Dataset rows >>
────

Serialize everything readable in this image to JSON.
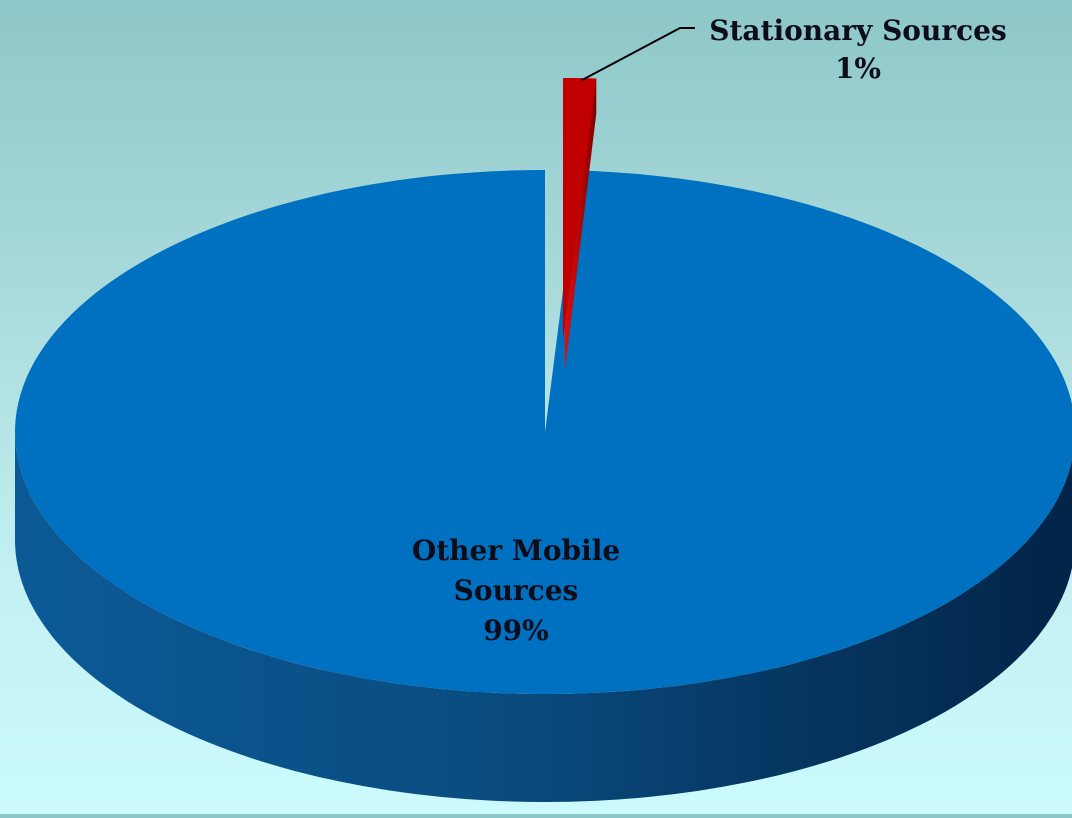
{
  "chart_data": {
    "type": "pie",
    "style": "3d-exploded",
    "slices": [
      {
        "label_lines": [
          "Stationary Sources",
          "1%"
        ],
        "value": 1,
        "color": "#c00000",
        "exploded": true,
        "leader_line": true
      },
      {
        "label_lines": [
          "Other Mobile",
          "Sources",
          "99%"
        ],
        "value": 99,
        "color": "#0070c0",
        "exploded": false,
        "leader_line": false
      }
    ],
    "legend": "none"
  }
}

────

TASK >> List all lines holding the string "exploded".

ANSWER TO THIS TASK >>
    "style": "3d-exploded",
        "exploded": true,
        "exploded": false,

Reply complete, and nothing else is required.